List of tasks:
a - Write out the passage of the boat-towing thread that begins at the words "You do not need" and stops after "Good luck...".
b - In the boat-towing thread, what reason does Palmetto give for the advice to leave plenty of room to slow down when towing in the hills? Answer in one to three sentences.

Page excerpt:
-- BEGIN --
# Will my truck pull my boat???



## Figfarmer (Nov 25, 2007)

I have a 2006 GMC Sierra 1500 longbed, 4.8 litre, 2 wheel drive, reg cab V8 Gas engine rated at 6200 lbs towing. My boat is a 20' Bayliner Trophy walkaround, 150 Merc outboard on a tandem wheel aluminum trailer. I fiqure the total rig, with gas, at about 4500 lbs. I live in a hilly area. Should I worry about pulling this boat? Will tranny hold up to the job? Thanks, in advance, for all replies.


----------



## Palmetto (Jun 28, 2004)

Do you have the boat & truck already? Why not hook up to it, and see what happens man? That truck will pull the boat, but wouldnt be good enough for me because for the last ten years I have been driving a Cummins Diesel. When you go from that to a gasser, it's a real letdown.

I'm not sure how much towing experience you have, but be careful towing in the hills. Give your self plenty of room to slow down becuase I doubt you have trailer brakes.

Also, this is a good excuse to get that heavy duty truck you have always wanted....LOL


----------



## catchysumfishy (Jul 19, 2008)

Oh,it'll pull it,But will it stop it? It will be in a bind all of the time in those hills and if you don't take it out of overdrive, you can expect to be spending money on a transmission! for a few trips a year, you should be fine "as long as you have trailer "brakes". But if you pull it a lot , get another "puller"!


----------



## CoastalOutfitters (Aug 20, 2004)

you will be fine 

put the shifter in tow/haul mode and take your time.

it's stopping you need to worry about , always allow yourself more than enough room


----------



## Supergas (Nov 30, 2004)

What CO said previously...

The truck will pull the weight & it will also stop the boat just don't get in a big hurry...

You do not need to put the late model GM trucks in 3rd gear, just use the Tow/Haul button & you will be fine....

I pull a 20ft Wellcraft Cuddy with a 1/2 ton 07 Sierra & have no problem. 

I do not have trailer brakes on that trailer, but I do on the 20ft utility trailer that I also pull...

Good luck...

SG


----------



## bwguardian (Aug 30, 2005)

It will pull it. Years ago, I had a 1500 regular cab short bed with the 350 in it. I bought a 25' Whaler Outrage on a Sportsman tandem trailer (no brakes) in Florida. I paid the guy to bring it to Mobile where we would make the exchange (I had already flown down and sea trialed the boat). The wife was laghing at me as to why I was worried about towing the boat back until I backed up and hitched the trailer...we could pass anything but a gas station. What I found was never attempt to tow when the pavement was wet as the boat would literally push the truck while attempting to stop. I also put a transmission cooler on it and never had issues with the transmission. That boat lasted through 3 trucks as I had 3/4 and 1 ton diesels after that 1500.
-- END --
Material shown:
-- BEGIN --
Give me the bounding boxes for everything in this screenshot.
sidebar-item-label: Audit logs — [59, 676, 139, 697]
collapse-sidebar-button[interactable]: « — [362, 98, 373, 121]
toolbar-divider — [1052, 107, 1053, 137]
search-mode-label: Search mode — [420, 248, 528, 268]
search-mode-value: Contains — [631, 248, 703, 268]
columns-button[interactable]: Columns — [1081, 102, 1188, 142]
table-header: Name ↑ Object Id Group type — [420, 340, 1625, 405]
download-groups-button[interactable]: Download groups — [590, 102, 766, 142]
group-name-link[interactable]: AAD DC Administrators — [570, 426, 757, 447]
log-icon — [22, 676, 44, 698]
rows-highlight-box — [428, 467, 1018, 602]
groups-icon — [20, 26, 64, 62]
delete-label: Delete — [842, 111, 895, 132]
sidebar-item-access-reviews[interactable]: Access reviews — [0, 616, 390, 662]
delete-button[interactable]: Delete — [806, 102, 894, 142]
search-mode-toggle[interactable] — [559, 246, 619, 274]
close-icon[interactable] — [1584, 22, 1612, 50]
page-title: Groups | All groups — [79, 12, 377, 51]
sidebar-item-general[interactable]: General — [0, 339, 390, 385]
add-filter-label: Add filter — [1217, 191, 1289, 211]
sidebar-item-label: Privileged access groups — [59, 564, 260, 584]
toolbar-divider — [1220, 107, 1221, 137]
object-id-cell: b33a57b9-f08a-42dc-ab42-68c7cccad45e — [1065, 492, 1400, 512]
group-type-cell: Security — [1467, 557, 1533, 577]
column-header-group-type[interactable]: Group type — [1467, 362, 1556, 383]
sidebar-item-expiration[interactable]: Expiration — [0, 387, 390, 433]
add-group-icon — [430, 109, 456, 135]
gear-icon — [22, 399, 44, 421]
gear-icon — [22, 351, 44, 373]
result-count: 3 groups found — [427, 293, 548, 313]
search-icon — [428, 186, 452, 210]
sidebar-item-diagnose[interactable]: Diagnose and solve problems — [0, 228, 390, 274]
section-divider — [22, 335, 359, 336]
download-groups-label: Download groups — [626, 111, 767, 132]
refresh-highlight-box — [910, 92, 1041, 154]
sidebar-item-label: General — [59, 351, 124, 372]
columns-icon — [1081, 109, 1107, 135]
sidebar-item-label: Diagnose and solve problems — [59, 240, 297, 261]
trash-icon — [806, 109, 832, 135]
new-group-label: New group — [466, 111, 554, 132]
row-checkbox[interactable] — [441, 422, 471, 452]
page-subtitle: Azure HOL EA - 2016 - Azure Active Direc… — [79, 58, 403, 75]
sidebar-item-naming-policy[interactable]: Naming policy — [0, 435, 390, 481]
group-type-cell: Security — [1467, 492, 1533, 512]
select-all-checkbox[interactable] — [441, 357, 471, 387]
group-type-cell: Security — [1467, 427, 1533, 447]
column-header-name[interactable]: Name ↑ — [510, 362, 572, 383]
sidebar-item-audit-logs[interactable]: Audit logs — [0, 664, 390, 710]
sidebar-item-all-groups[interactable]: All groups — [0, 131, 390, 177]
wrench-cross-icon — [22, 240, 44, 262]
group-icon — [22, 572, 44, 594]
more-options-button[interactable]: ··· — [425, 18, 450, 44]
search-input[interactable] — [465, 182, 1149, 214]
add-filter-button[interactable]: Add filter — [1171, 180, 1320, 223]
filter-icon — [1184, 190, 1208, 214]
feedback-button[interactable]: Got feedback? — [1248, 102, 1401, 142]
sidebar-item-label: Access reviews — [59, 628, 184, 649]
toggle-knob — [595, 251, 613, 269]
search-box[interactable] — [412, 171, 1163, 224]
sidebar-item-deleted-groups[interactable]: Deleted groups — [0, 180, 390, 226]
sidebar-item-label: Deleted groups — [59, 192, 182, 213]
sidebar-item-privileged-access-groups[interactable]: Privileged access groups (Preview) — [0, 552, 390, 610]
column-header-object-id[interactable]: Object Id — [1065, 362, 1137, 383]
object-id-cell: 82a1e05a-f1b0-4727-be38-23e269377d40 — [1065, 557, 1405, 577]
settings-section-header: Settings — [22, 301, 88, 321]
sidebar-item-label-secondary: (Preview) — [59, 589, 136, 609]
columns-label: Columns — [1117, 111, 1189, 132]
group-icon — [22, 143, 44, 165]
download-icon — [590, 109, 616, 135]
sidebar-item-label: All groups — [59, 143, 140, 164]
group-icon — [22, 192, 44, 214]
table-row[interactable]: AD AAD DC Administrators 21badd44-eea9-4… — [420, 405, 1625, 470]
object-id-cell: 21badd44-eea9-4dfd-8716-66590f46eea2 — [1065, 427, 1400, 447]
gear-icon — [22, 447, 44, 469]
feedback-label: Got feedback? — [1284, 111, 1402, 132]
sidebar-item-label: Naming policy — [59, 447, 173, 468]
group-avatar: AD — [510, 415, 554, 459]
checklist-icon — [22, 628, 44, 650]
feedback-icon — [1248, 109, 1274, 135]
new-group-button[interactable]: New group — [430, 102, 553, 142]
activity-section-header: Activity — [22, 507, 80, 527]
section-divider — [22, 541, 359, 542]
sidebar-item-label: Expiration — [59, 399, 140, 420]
-- END --
Results for the exercise:
a -
You do not need to put the late model GM trucks in 3rd gear, just use the Tow/Haul button & you will be fine....

I pull a 20ft Wellcraft Cuddy with a 1/2 ton 07 Sierra & have no problem. 

I do not have trailer brakes on that trailer, but I do on the 20ft utility trailer that I also pull...

Good luck...

b - Palmetto doubts that the original poster has trailer brakes.